- **Direction**: Keep the pictures out and restate every record exactly.

Records:

'''

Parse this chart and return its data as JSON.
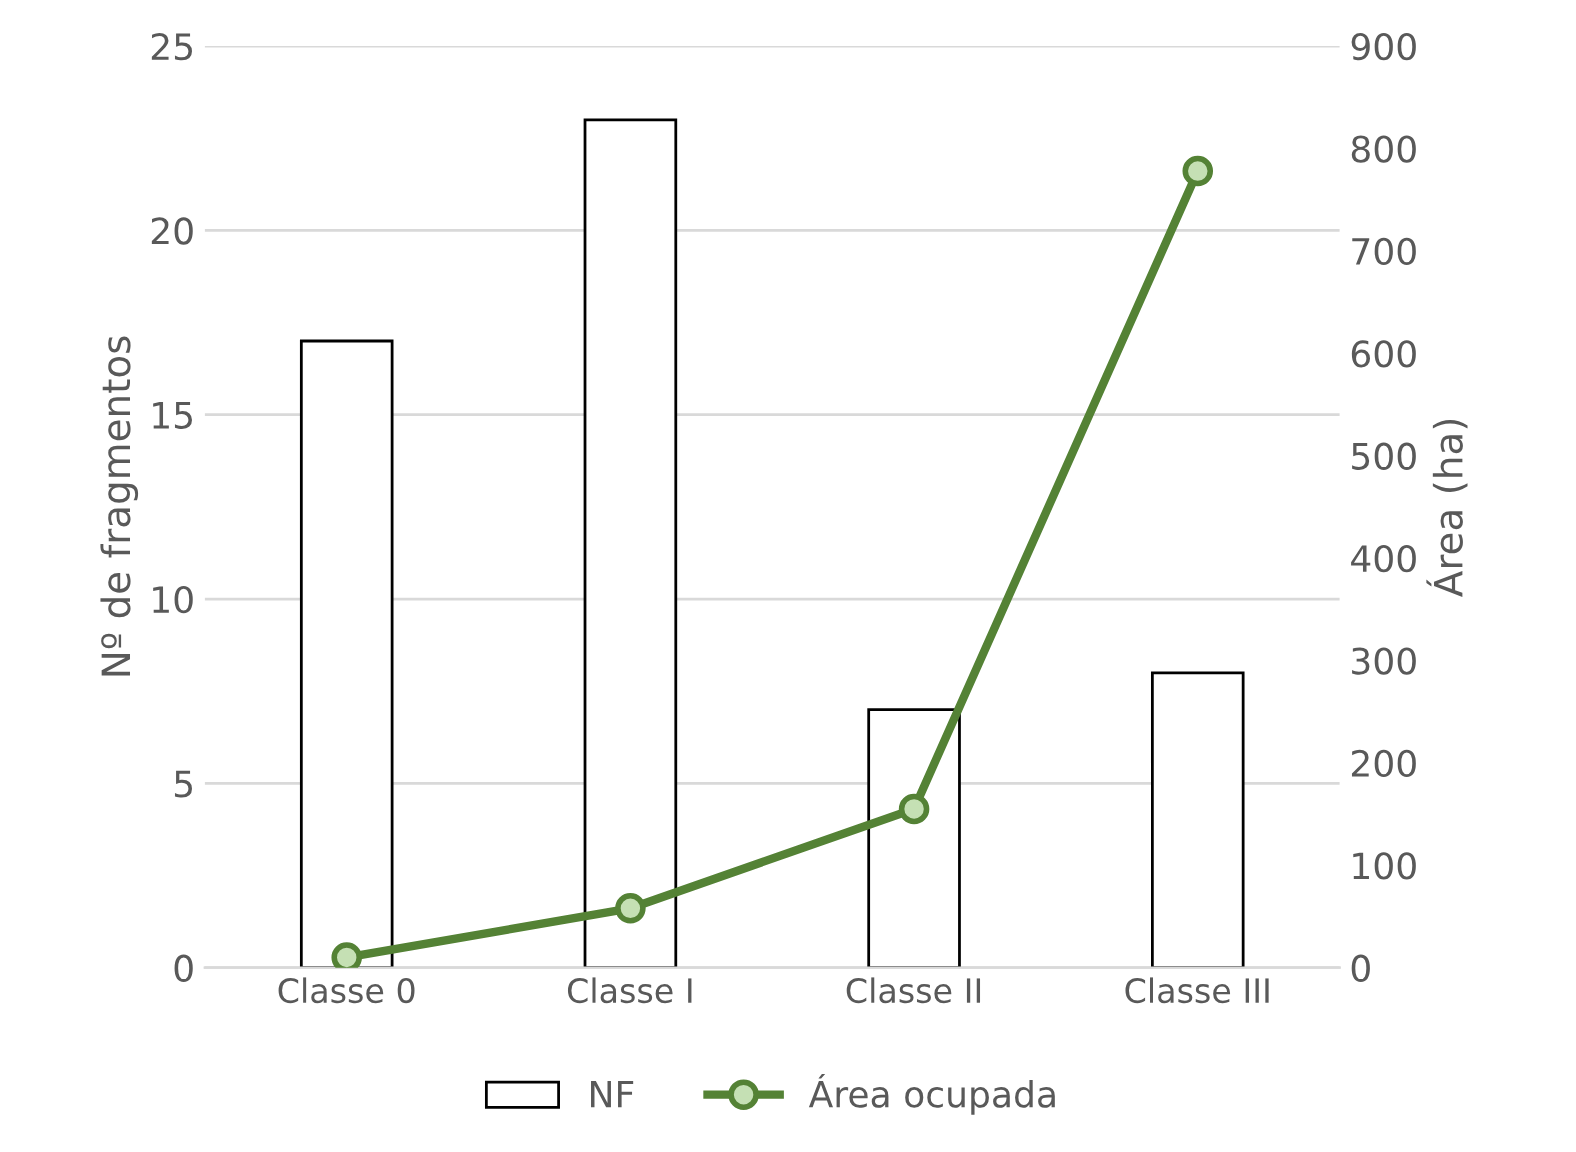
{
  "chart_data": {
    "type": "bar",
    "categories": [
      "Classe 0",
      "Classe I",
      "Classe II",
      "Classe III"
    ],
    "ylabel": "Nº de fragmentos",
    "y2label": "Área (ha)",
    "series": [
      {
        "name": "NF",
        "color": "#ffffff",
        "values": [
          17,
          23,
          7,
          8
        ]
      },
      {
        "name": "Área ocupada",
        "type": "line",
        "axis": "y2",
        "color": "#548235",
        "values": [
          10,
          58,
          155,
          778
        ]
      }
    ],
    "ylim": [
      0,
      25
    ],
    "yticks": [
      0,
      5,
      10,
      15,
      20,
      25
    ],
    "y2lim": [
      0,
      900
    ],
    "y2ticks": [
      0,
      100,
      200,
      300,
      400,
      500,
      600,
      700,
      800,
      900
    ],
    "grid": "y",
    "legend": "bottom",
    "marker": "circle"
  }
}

'''

- **Exercise output**:
Parse this chart and return its data as JSON.
{
  "chart_data": {
    "type": "bar",
    "categories": [
      "Classe 0",
      "Classe I",
      "Classe II",
      "Classe III"
    ],
    "ylabel": "Nº de fragmentos",
    "y2label": "Área (ha)",
    "series": [
      {
        "name": "NF",
        "color": "#ffffff",
        "values": [
          17,
          23,
          7,
          8
        ]
      },
      {
        "name": "Área ocupada",
        "type": "line",
        "axis": "y2",
        "color": "#548235",
        "values": [
          10,
          58,
          155,
          778
        ]
      }
    ],
    "ylim": [
      0,
      25
    ],
    "yticks": [
      0,
      5,
      10,
      15,
      20,
      25
    ],
    "y2lim": [
      0,
      900
    ],
    "y2ticks": [
      0,
      100,
      200,
      300,
      400,
      500,
      600,
      700,
      800,
      900
    ],
    "grid": "y",
    "legend": "bottom",
    "marker": "circle"
  }
}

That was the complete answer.